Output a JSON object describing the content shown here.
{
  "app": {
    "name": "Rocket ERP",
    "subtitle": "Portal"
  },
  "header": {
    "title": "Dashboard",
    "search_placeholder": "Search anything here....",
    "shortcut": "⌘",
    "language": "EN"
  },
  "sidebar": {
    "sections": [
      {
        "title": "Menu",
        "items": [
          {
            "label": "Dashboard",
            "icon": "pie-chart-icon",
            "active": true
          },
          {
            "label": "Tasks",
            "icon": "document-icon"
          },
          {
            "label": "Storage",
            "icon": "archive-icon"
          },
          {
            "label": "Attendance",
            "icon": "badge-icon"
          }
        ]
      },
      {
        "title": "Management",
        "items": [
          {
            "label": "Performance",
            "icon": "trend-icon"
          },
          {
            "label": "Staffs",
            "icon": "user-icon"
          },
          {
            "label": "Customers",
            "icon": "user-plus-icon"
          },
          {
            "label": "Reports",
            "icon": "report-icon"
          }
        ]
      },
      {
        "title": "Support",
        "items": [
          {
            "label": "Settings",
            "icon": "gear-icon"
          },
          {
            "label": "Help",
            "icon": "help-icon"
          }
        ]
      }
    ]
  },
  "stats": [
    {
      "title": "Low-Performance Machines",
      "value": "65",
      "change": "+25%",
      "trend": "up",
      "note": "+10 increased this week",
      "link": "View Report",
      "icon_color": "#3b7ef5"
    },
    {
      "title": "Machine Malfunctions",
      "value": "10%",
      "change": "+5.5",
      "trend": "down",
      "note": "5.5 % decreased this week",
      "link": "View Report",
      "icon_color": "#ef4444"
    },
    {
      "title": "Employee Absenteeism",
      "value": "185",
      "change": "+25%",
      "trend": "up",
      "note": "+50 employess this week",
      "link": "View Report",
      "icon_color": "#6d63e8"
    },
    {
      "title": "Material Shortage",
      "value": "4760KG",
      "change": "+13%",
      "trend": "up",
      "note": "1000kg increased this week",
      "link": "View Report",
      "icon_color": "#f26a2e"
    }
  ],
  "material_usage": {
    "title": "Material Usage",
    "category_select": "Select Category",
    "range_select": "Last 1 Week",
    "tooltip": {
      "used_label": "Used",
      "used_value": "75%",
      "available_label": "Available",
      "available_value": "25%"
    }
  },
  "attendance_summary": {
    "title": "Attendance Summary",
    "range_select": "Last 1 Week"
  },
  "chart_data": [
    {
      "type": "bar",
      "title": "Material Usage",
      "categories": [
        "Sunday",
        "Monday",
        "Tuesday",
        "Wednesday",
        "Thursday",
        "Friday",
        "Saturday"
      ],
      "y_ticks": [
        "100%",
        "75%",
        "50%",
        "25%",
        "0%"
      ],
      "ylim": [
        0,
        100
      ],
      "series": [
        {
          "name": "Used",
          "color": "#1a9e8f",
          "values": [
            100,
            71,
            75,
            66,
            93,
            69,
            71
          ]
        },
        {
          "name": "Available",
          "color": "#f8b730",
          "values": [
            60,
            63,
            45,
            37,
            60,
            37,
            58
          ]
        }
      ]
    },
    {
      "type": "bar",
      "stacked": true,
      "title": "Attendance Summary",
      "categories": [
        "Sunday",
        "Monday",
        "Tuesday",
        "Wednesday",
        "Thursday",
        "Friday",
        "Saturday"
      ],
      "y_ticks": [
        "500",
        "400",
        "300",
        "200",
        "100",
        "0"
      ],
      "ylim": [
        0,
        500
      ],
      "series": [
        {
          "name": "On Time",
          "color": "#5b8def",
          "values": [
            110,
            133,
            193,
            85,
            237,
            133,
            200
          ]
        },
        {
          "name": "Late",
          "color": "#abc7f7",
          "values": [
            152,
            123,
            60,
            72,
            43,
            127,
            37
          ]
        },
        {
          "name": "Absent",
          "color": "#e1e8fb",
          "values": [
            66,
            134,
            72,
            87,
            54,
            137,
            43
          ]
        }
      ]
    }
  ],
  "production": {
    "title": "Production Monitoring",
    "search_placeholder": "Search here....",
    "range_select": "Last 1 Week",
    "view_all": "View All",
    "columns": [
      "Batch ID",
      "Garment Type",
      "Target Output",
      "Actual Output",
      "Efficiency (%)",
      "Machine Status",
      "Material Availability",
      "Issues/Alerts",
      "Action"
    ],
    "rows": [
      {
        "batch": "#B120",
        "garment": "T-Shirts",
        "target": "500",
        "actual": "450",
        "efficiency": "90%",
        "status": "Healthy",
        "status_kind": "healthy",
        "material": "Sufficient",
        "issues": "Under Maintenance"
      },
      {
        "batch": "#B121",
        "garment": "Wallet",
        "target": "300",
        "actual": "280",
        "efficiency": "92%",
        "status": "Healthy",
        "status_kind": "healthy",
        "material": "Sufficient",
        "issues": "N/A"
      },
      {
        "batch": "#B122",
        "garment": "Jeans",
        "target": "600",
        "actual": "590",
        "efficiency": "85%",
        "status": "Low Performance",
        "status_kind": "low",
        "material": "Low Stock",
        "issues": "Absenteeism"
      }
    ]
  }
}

---

▶ **WRITTEN PROBLEM**: Identify every line holding the word "this" and copy it out.

▶ **SOLUTION TO THE EXERCISE**:
      "note": "+10 increased this week",
      "note": "5.5 % decreased this week",
      "note": "+50 employess this week",
      "note": "1000kg increased this week",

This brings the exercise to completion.